### [Stated exercise]
Count how many lines contain the word "ricordati". Respond with the number alone.

### [Raw records]
★ ★ ★ ★ ★

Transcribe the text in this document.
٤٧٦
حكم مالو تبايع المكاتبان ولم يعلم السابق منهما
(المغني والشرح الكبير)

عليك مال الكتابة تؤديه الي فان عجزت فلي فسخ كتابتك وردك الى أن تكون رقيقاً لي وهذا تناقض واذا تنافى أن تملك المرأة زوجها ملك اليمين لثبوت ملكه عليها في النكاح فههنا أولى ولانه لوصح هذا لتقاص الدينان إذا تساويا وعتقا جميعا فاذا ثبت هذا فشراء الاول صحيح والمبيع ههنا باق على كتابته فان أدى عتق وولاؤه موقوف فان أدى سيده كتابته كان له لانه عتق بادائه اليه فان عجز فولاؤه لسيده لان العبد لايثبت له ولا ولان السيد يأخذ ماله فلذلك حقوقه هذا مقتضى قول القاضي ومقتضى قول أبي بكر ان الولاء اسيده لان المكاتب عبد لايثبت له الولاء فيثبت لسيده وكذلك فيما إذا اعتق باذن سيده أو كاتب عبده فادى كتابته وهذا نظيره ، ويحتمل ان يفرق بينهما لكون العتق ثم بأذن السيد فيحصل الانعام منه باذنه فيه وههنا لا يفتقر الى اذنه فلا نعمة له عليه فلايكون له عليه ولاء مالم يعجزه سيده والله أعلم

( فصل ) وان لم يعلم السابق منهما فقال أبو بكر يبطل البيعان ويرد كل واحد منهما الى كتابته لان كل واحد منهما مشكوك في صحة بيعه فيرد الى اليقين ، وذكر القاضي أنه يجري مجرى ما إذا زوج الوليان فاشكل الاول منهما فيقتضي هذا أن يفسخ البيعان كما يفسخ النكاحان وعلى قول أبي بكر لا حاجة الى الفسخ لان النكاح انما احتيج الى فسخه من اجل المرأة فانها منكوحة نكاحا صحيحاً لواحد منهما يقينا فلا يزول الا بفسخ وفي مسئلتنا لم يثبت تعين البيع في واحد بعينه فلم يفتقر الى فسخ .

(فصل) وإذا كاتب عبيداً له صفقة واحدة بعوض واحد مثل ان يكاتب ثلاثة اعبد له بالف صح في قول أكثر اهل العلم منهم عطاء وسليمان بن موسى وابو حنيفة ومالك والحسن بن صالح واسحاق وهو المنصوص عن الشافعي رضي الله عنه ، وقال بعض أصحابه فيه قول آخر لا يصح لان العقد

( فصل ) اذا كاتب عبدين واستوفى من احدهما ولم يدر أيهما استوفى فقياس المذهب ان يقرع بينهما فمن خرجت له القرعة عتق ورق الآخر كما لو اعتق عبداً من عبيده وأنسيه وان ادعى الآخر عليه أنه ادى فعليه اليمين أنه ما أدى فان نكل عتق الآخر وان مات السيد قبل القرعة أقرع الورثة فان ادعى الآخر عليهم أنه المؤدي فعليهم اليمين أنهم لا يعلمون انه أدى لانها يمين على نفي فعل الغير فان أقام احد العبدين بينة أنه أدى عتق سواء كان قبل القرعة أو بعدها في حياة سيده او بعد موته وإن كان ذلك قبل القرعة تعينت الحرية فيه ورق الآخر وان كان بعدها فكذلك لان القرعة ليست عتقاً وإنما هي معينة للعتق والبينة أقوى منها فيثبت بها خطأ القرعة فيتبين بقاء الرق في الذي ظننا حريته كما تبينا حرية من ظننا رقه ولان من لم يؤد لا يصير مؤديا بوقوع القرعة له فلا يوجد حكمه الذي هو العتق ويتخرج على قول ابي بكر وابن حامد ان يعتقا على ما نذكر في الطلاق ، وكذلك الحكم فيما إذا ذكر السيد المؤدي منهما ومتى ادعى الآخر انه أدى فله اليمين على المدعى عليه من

★ ★ ★ ★ ★

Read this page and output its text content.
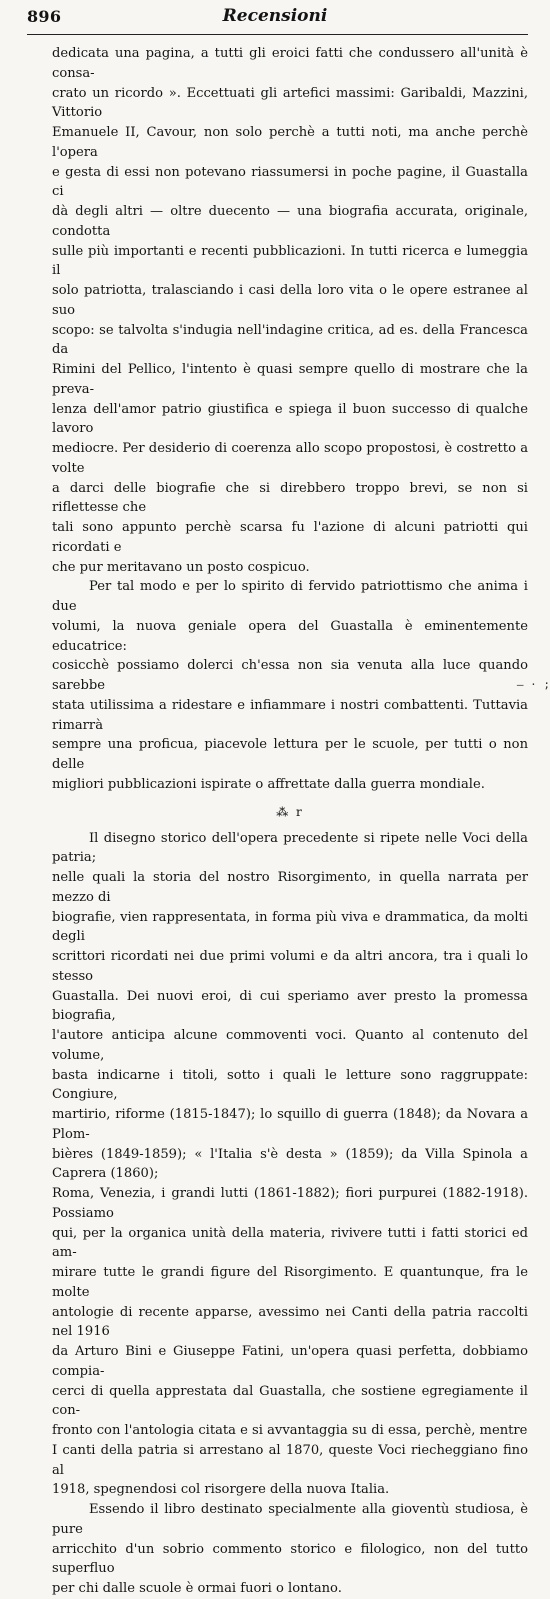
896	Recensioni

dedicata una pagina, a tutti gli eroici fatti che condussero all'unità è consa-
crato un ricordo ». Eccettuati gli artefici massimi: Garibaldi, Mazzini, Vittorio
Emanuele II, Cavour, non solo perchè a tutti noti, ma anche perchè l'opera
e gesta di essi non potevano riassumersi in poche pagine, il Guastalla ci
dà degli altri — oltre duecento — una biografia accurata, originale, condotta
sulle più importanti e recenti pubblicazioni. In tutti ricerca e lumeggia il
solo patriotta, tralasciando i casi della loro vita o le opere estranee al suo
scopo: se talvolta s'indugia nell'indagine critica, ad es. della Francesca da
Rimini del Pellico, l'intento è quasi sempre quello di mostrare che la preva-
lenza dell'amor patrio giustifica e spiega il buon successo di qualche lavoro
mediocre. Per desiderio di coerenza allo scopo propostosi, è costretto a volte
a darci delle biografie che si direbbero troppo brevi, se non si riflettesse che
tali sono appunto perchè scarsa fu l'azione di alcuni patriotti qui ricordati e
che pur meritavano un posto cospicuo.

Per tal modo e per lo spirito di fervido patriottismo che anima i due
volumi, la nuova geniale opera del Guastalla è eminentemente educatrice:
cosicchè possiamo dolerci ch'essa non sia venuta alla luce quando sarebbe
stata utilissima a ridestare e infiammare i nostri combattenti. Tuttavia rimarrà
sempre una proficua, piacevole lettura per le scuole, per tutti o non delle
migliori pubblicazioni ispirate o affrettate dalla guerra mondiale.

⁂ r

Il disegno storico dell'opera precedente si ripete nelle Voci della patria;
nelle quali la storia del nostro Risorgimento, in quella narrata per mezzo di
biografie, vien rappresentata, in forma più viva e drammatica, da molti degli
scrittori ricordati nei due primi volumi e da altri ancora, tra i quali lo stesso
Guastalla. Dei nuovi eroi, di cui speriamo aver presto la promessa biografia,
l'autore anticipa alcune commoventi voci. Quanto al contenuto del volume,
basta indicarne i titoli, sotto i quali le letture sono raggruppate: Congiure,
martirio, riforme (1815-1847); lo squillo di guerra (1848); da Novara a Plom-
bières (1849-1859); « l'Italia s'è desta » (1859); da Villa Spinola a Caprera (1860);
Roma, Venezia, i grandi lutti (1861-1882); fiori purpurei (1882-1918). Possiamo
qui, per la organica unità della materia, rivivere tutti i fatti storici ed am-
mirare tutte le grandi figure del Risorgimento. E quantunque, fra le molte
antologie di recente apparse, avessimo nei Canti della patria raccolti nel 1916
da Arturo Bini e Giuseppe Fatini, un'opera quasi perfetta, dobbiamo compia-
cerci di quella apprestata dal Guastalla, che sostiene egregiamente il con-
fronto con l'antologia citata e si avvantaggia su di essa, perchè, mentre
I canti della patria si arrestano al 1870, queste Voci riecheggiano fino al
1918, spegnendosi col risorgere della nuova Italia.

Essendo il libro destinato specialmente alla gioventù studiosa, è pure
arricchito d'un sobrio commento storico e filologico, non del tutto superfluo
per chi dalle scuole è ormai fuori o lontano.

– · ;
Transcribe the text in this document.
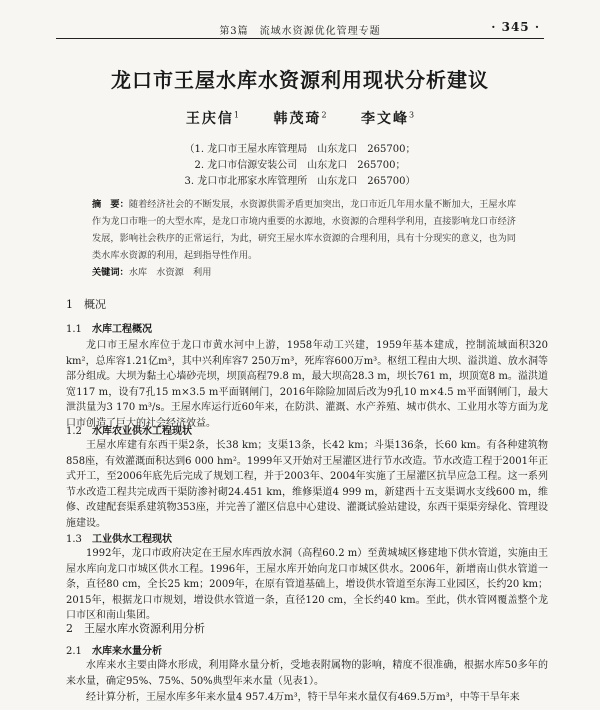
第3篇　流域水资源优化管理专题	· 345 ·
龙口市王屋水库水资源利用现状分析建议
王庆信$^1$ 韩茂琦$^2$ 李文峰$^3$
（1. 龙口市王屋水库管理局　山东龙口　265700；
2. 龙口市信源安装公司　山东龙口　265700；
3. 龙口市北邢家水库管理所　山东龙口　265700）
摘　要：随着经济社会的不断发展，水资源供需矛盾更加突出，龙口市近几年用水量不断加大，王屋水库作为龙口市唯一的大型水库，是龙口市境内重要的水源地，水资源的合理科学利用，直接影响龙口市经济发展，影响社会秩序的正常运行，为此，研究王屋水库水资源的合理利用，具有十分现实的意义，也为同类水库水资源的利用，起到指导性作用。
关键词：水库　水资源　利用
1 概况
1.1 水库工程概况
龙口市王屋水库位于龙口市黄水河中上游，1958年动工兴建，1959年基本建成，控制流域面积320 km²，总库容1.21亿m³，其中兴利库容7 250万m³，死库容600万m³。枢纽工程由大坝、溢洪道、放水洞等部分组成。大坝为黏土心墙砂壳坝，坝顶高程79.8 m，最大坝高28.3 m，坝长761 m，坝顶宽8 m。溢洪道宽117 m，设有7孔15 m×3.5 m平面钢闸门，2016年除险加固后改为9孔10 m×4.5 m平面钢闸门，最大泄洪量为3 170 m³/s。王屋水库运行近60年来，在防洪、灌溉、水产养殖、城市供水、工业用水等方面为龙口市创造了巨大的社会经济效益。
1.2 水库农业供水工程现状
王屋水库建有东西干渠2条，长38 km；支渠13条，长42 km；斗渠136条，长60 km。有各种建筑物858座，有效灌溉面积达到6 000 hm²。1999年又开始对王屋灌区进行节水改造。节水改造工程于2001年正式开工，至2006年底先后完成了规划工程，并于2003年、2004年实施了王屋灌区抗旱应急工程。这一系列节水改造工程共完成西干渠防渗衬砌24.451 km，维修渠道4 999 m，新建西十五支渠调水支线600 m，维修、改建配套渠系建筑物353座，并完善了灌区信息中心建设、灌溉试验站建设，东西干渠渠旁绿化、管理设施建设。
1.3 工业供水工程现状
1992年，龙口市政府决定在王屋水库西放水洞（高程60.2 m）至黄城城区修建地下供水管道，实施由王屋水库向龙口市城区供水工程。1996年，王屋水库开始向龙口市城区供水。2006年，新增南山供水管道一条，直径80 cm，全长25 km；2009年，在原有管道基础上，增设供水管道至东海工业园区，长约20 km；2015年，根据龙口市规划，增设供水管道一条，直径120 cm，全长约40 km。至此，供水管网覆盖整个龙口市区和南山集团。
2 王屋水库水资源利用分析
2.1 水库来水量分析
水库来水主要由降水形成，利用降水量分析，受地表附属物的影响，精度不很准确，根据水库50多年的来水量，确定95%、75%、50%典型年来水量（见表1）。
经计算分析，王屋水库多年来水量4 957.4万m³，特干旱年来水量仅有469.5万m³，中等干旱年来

★ ★ ★ ★ ★

### [Solution below]
2